Data listing:

────────────────────

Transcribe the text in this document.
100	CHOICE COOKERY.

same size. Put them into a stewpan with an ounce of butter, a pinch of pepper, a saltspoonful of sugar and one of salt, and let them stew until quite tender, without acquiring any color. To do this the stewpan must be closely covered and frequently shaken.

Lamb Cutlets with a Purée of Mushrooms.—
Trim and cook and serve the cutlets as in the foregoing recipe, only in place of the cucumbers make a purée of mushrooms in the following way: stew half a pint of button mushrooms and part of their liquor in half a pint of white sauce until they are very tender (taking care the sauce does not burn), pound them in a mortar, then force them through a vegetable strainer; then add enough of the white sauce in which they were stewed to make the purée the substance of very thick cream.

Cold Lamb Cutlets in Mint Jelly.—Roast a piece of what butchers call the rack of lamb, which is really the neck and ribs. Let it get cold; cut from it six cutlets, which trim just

────────────────────

## Instruction
Hand back the material above in full, exactly as written.

## Written response
Transcribe the text in this document.
100	CHOICE COOKERY.

same size. Put them into a stewpan with an ounce of butter, a pinch of pepper, a saltspoonful of sugar and one of salt, and let them stew until quite tender, without acquiring any color. To do this the stewpan must be closely covered and frequently shaken.

Lamb Cutlets with a Purée of Mushrooms.—
Trim and cook and serve the cutlets as in the foregoing recipe, only in place of the cucumbers make a purée of mushrooms in the following way: stew half a pint of button mushrooms and part of their liquor in half a pint of white sauce until they are very tender (taking care the sauce does not burn), pound them in a mortar, then force them through a vegetable strainer; then add enough of the white sauce in which they were stewed to make the purée the substance of very thick cream.

Cold Lamb Cutlets in Mint Jelly.—Roast a piece of what butchers call the rack of lamb, which is really the neck and ribs. Let it get cold; cut from it six cutlets, which trim just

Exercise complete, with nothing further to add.